Copy the records below exactly, omitting any pictures they contain.

Stored records:
* * * *
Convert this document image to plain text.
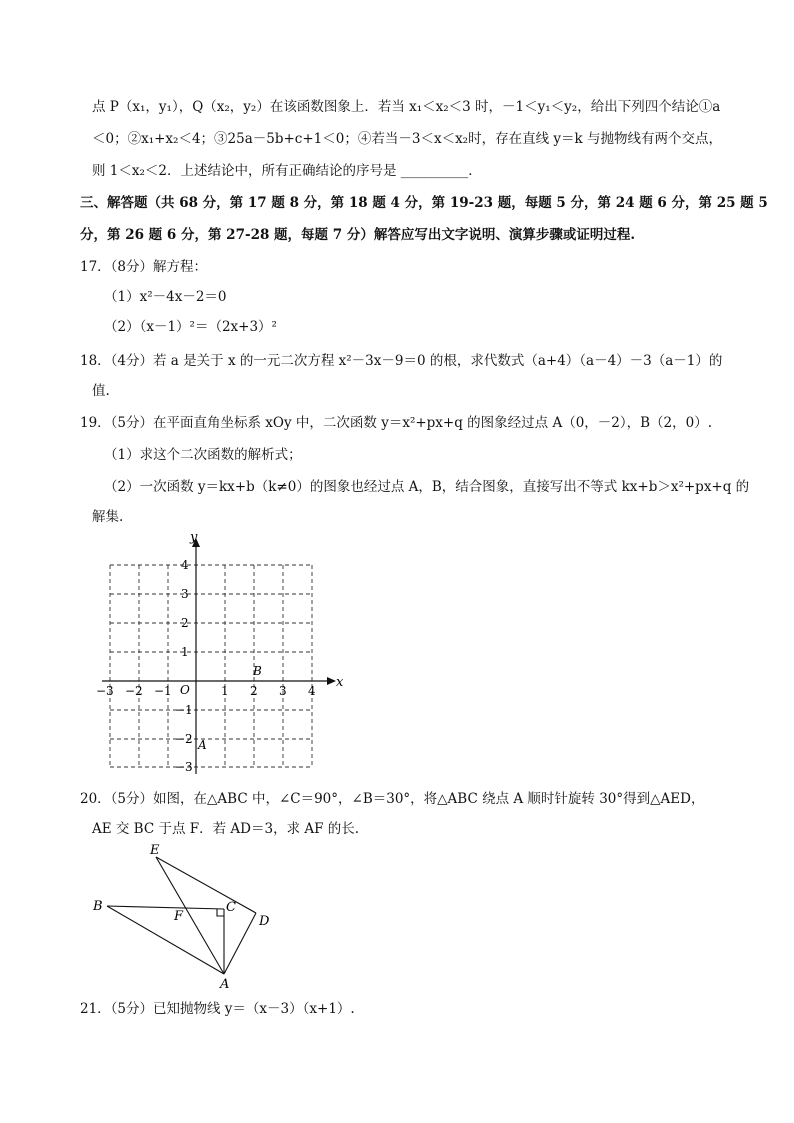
点 P（x₁，y₁），Q（x₂，y₂）在该函数图象上．若当 x₁＜x₂＜3 时，－1＜y₁＜y₂，给出下列四个结论①a
＜0；②x₁+x₂＜4；③25a－5b+c+1＜0；④若当－3＜x＜x₂时，存在直线 y＝k 与抛物线有两个交点，
则 1＜x₂＜2．上述结论中，所有正确结论的序号是 __________．
三、解答题（共 68 分，第 17 题 8 分，第 18 题 4 分，第 19-23 题，每题 5 分，第 24 题 6 分，第 25 题 5
分，第 26 题 6 分，第 27-28 题，每题 7 分）解答应写出文字说明、演算步骤或证明过程.
17．（8分）解方程：
（1）x²－4x－2＝0
（2）（x－1）²＝（2x+3）²
18．（4分）若 a 是关于 x 的一元二次方程 x²－3x－9＝0 的根，求代数式（a+4）（a－4）－3（a－1）的
值.
19．（5分）在平面直角坐标系 xOy 中，二次函数 y＝x²+px+q 的图象经过点 A（0，－2），B（2，0）.
（1）求这个二次函数的解析式；
（2）一次函数 y＝kx+b（k≠0）的图象也经过点 A，B，结合图象，直接写出不等式 kx+b＞x²+px+q 的
解集.
x
y
O
−3 −2 −1	1 2 3 4
4
3
2
1
−1
−2
−3
A
B
20．（5分）如图，在△ABC 中，∠C＝90°，∠B＝30°，将△ABC 绕点 A 顺时针旋转 30°得到△AED，
AE 交 BC 于点 F．若 AD＝3，求 AF 的长.
E
B
F
C
D
A
21．（5分）已知抛物线 y＝（x－3）（x+1）.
* * * *
EXERCISE ANSWER:
Convert this document image to plain text.
点 P（x₁，y₁），Q（x₂，y₂）在该函数图象上．若当 x₁＜x₂＜3 时，－1＜y₁＜y₂，给出下列四个结论①a
＜0；②x₁+x₂＜4；③25a－5b+c+1＜0；④若当－3＜x＜x₂时，存在直线 y＝k 与抛物线有两个交点，
则 1＜x₂＜2．上述结论中，所有正确结论的序号是 __________．
三、解答题（共 68 分，第 17 题 8 分，第 18 题 4 分，第 19-23 题，每题 5 分，第 24 题 6 分，第 25 题 5
分，第 26 题 6 分，第 27-28 题，每题 7 分）解答应写出文字说明、演算步骤或证明过程.
17．（8分）解方程：
（1）x²－4x－2＝0
（2）（x－1）²＝（2x+3）²
18．（4分）若 a 是关于 x 的一元二次方程 x²－3x－9＝0 的根，求代数式（a+4）（a－4）－3（a－1）的
值.
19．（5分）在平面直角坐标系 xOy 中，二次函数 y＝x²+px+q 的图象经过点 A（0，－2），B（2，0）.
（1）求这个二次函数的解析式；
（2）一次函数 y＝kx+b（k≠0）的图象也经过点 A，B，结合图象，直接写出不等式 kx+b＞x²+px+q 的
解集.
x
y
O
−3 −2 −1	1 2 3 4
4
3
2
1
−1
−2
−3
A
B
20．（5分）如图，在△ABC 中，∠C＝90°，∠B＝30°，将△ABC 绕点 A 顺时针旋转 30°得到△AED，
AE 交 BC 于点 F．若 AD＝3，求 AF 的长.
E
B
F
C
D
A
21．（5分）已知抛物线 y＝（x－3）（x+1）.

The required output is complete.